Short problem: Type out every line below exactly as it reads.

The data:

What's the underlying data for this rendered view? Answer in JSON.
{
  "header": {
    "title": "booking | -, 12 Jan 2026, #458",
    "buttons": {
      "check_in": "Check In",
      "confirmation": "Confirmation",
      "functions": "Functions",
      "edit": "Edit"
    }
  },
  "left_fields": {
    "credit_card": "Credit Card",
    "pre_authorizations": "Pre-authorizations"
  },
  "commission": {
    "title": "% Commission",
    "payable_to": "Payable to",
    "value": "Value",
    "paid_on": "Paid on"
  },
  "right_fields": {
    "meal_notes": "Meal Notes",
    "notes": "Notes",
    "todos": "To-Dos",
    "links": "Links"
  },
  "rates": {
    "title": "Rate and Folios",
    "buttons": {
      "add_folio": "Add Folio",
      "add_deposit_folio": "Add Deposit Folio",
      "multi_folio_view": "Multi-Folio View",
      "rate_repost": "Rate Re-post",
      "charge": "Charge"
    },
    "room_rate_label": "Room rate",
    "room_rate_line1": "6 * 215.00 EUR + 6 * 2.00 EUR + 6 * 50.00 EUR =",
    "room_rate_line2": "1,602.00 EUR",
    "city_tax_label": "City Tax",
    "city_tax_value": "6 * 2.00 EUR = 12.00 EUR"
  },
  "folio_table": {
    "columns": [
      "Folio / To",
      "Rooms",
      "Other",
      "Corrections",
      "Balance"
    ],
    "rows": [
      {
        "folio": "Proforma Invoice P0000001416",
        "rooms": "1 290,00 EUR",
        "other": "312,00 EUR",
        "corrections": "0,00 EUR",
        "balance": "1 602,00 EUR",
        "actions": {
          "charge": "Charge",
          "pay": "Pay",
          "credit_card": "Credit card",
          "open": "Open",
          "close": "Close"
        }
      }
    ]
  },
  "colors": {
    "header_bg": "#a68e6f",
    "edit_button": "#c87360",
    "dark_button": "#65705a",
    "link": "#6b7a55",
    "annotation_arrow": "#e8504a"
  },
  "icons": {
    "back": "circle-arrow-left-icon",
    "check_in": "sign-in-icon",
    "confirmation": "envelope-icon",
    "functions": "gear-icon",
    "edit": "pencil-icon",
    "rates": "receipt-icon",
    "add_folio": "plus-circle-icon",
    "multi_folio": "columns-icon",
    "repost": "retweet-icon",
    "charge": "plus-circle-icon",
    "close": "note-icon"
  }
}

Result below:
What's the underlying data for this rendered view? Answer in JSON.
{
  "header": {
    "title": "booking | -, 12 Jan 2026, #458",
    "buttons": {
      "check_in": "Check In",
      "confirmation": "Confirmation",
      "functions": "Functions",
      "edit": "Edit"
    }
  },
  "left_fields": {
    "credit_card": "Credit Card",
    "pre_authorizations": "Pre-authorizations"
  },
  "commission": {
    "title": "% Commission",
    "payable_to": "Payable to",
    "value": "Value",
    "paid_on": "Paid on"
  },
  "right_fields": {
    "meal_notes": "Meal Notes",
    "notes": "Notes",
    "todos": "To-Dos",
    "links": "Links"
  },
  "rates": {
    "title": "Rate and Folios",
    "buttons": {
      "add_folio": "Add Folio",
      "add_deposit_folio": "Add Deposit Folio",
      "multi_folio_view": "Multi-Folio View",
      "rate_repost": "Rate Re-post",
      "charge": "Charge"
    },
    "room_rate_label": "Room rate",
    "room_rate_line1": "6 * 215.00 EUR + 6 * 2.00 EUR + 6 * 50.00 EUR =",
    "room_rate_line2": "1,602.00 EUR",
    "city_tax_label": "City Tax",
    "city_tax_value": "6 * 2.00 EUR = 12.00 EUR"
  },
  "folio_table": {
    "columns": [
      "Folio / To",
      "Rooms",
      "Other",
      "Corrections",
      "Balance"
    ],
    "rows": [
      {
        "folio": "Proforma Invoice P0000001416",
        "rooms": "1 290,00 EUR",
        "other": "312,00 EUR",
        "corrections": "0,00 EUR",
        "balance": "1 602,00 EUR",
        "actions": {
          "charge": "Charge",
          "pay": "Pay",
          "credit_card": "Credit card",
          "open": "Open",
          "close": "Close"
        }
      }
    ]
  },
  "colors": {
    "header_bg": "#a68e6f",
    "edit_button": "#c87360",
    "dark_button": "#65705a",
    "link": "#6b7a55",
    "annotation_arrow": "#e8504a"
  },
  "icons": {
    "back": "circle-arrow-left-icon",
    "check_in": "sign-in-icon",
    "confirmation": "envelope-icon",
    "functions": "gear-icon",
    "edit": "pencil-icon",
    "rates": "receipt-icon",
    "add_folio": "plus-circle-icon",
    "multi_folio": "columns-icon",
    "repost": "retweet-icon",
    "charge": "plus-circle-icon",
    "close": "note-icon"
  }
}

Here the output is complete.